» **Instruction**:
The data must be returned in full and exactly as given.

» **Record set**:

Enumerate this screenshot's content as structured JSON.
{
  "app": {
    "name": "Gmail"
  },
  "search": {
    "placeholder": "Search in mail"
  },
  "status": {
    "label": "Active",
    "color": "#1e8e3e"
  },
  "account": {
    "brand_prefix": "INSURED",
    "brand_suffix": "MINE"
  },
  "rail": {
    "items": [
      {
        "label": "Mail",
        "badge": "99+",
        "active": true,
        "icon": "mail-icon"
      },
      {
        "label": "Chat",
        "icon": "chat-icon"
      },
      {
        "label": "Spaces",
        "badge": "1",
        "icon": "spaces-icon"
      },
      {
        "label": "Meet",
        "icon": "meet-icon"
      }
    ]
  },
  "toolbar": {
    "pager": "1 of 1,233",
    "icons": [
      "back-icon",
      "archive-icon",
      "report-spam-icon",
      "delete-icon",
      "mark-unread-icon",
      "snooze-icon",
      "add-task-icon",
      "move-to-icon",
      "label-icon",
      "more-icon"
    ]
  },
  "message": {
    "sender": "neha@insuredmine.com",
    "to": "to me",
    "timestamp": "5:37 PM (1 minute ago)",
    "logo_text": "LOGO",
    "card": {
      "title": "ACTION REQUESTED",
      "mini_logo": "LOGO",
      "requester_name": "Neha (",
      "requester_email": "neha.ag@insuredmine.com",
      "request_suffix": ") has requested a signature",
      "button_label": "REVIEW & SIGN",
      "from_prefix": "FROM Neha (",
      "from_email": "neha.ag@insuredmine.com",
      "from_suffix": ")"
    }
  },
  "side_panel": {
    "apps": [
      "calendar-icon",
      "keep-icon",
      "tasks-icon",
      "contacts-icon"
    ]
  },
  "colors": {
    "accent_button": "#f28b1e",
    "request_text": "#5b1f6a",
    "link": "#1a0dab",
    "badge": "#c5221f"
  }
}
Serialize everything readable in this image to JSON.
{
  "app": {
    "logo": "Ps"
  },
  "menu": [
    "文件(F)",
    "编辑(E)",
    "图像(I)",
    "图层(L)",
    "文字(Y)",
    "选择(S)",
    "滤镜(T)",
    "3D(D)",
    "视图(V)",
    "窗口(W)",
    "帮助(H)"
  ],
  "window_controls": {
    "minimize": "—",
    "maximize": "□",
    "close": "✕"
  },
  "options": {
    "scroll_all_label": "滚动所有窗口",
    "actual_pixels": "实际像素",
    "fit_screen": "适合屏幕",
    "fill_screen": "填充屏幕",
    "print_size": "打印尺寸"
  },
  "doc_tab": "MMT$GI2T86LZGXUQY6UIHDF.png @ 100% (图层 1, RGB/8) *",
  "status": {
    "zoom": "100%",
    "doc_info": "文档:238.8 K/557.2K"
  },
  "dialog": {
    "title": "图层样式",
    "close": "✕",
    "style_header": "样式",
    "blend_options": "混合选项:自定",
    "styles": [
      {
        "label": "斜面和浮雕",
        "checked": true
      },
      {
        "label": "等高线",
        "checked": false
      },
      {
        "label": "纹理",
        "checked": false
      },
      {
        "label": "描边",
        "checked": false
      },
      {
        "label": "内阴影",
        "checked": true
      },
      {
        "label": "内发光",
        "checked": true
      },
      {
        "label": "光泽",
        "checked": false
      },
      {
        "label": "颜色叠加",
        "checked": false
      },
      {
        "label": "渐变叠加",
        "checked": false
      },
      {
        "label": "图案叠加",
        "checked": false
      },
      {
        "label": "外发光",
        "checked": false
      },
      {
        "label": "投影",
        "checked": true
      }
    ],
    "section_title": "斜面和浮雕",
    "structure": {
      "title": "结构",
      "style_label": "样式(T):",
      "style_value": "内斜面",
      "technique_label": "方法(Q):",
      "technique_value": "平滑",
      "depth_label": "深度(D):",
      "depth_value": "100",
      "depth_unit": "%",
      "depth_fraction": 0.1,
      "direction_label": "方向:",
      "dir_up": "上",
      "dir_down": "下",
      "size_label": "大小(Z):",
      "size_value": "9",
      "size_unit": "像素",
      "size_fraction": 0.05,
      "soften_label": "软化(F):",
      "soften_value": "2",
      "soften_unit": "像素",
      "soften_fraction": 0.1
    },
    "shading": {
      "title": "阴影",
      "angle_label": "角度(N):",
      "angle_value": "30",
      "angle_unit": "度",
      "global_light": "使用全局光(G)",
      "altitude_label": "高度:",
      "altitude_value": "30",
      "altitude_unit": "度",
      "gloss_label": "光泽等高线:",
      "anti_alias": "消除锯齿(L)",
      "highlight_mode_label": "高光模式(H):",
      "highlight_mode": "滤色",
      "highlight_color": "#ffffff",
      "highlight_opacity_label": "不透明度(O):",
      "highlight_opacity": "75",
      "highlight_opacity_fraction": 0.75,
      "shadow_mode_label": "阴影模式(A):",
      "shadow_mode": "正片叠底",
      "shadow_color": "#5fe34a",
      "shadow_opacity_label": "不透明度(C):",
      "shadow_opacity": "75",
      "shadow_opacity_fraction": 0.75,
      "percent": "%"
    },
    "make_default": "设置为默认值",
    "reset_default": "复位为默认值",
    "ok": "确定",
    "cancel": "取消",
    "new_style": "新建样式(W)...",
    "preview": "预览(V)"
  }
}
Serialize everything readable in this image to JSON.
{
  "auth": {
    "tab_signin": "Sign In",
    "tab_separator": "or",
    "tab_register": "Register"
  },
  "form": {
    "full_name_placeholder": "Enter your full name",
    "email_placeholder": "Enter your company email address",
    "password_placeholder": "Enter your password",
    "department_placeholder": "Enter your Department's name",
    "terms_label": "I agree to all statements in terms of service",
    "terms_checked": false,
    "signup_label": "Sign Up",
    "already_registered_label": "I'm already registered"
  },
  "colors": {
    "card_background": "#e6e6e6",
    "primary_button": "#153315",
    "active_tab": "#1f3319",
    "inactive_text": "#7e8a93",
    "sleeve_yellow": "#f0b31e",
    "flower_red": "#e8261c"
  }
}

» **The completed task**:
Enumerate this screenshot's content as structured JSON.
{
  "app": {
    "name": "Gmail"
  },
  "search": {
    "placeholder": "Search in mail"
  },
  "status": {
    "label": "Active",
    "color": "#1e8e3e"
  },
  "account": {
    "brand_prefix": "INSURED",
    "brand_suffix": "MINE"
  },
  "rail": {
    "items": [
      {
        "label": "Mail",
        "badge": "99+",
        "active": true,
        "icon": "mail-icon"
      },
      {
        "label": "Chat",
        "icon": "chat-icon"
      },
      {
        "label": "Spaces",
        "badge": "1",
        "icon": "spaces-icon"
      },
      {
        "label": "Meet",
        "icon": "meet-icon"
      }
    ]
  },
  "toolbar": {
    "pager": "1 of 1,233",
    "icons": [
      "back-icon",
      "archive-icon",
      "report-spam-icon",
      "delete-icon",
      "mark-unread-icon",
      "snooze-icon",
      "add-task-icon",
      "move-to-icon",
      "label-icon",
      "more-icon"
    ]
  },
  "message": {
    "sender": "neha@insuredmine.com",
    "to": "to me",
    "timestamp": "5:37 PM (1 minute ago)",
    "logo_text": "LOGO",
    "card": {
      "title": "ACTION REQUESTED",
      "mini_logo": "LOGO",
      "requester_name": "Neha (",
      "requester_email": "neha.ag@insuredmine.com",
      "request_suffix": ") has requested a signature",
      "button_label": "REVIEW & SIGN",
      "from_prefix": "FROM Neha (",
      "from_email": "neha.ag@insuredmine.com",
      "from_suffix": ")"
    }
  },
  "side_panel": {
    "apps": [
      "calendar-icon",
      "keep-icon",
      "tasks-icon",
      "contacts-icon"
    ]
  },
  "colors": {
    "accent_button": "#f28b1e",
    "request_text": "#5b1f6a",
    "link": "#1a0dab",
    "badge": "#c5221f"
  }
}
Serialize everything readable in this image to JSON.
{
  "app": {
    "logo": "Ps"
  },
  "menu": [
    "文件(F)",
    "编辑(E)",
    "图像(I)",
    "图层(L)",
    "文字(Y)",
    "选择(S)",
    "滤镜(T)",
    "3D(D)",
    "视图(V)",
    "窗口(W)",
    "帮助(H)"
  ],
  "window_controls": {
    "minimize": "—",
    "maximize": "□",
    "close": "✕"
  },
  "options": {
    "scroll_all_label": "滚动所有窗口",
    "actual_pixels": "实际像素",
    "fit_screen": "适合屏幕",
    "fill_screen": "填充屏幕",
    "print_size": "打印尺寸"
  },
  "doc_tab": "MMT$GI2T86LZGXUQY6UIHDF.png @ 100% (图层 1, RGB/8) *",
  "status": {
    "zoom": "100%",
    "doc_info": "文档:238.8 K/557.2K"
  },
  "dialog": {
    "title": "图层样式",
    "close": "✕",
    "style_header": "样式",
    "blend_options": "混合选项:自定",
    "styles": [
      {
        "label": "斜面和浮雕",
        "checked": true
      },
      {
        "label": "等高线",
        "checked": false
      },
      {
        "label": "纹理",
        "checked": false
      },
      {
        "label": "描边",
        "checked": false
      },
      {
        "label": "内阴影",
        "checked": true
      },
      {
        "label": "内发光",
        "checked": true
      },
      {
        "label": "光泽",
        "checked": false
      },
      {
        "label": "颜色叠加",
        "checked": false
      },
      {
        "label": "渐变叠加",
        "checked": false
      },
      {
        "label": "图案叠加",
        "checked": false
      },
      {
        "label": "外发光",
        "checked": false
      },
      {
        "label": "投影",
        "checked": true
      }
    ],
    "section_title": "斜面和浮雕",
    "structure": {
      "title": "结构",
      "style_label": "样式(T):",
      "style_value": "内斜面",
      "technique_label": "方法(Q):",
      "technique_value": "平滑",
      "depth_label": "深度(D):",
      "depth_value": "100",
      "depth_unit": "%",
      "depth_fraction": 0.1,
      "direction_label": "方向:",
      "dir_up": "上",
      "dir_down": "下",
      "size_label": "大小(Z):",
      "size_value": "9",
      "size_unit": "像素",
      "size_fraction": 0.05,
      "soften_label": "软化(F):",
      "soften_value": "2",
      "soften_unit": "像素",
      "soften_fraction": 0.1
    },
    "shading": {
      "title": "阴影",
      "angle_label": "角度(N):",
      "angle_value": "30",
      "angle_unit": "度",
      "global_light": "使用全局光(G)",
      "altitude_label": "高度:",
      "altitude_value": "30",
      "altitude_unit": "度",
      "gloss_label": "光泽等高线:",
      "anti_alias": "消除锯齿(L)",
      "highlight_mode_label": "高光模式(H):",
      "highlight_mode": "滤色",
      "highlight_color": "#ffffff",
      "highlight_opacity_label": "不透明度(O):",
      "highlight_opacity": "75",
      "highlight_opacity_fraction": 0.75,
      "shadow_mode_label": "阴影模式(A):",
      "shadow_mode": "正片叠底",
      "shadow_color": "#5fe34a",
      "shadow_opacity_label": "不透明度(C):",
      "shadow_opacity": "75",
      "shadow_opacity_fraction": 0.75,
      "percent": "%"
    },
    "make_default": "设置为默认值",
    "reset_default": "复位为默认值",
    "ok": "确定",
    "cancel": "取消",
    "new_style": "新建样式(W)...",
    "preview": "预览(V)"
  }
}
Serialize everything readable in this image to JSON.
{
  "auth": {
    "tab_signin": "Sign In",
    "tab_separator": "or",
    "tab_register": "Register"
  },
  "form": {
    "full_name_placeholder": "Enter your full name",
    "email_placeholder": "Enter your company email address",
    "password_placeholder": "Enter your password",
    "department_placeholder": "Enter your Department's name",
    "terms_label": "I agree to all statements in terms of service",
    "terms_checked": false,
    "signup_label": "Sign Up",
    "already_registered_label": "I'm already registered"
  },
  "colors": {
    "card_background": "#e6e6e6",
    "primary_button": "#153315",
    "active_tab": "#1f3319",
    "inactive_text": "#7e8a93",
    "sleeve_yellow": "#f0b31e",
    "flower_red": "#e8261c"
  }
}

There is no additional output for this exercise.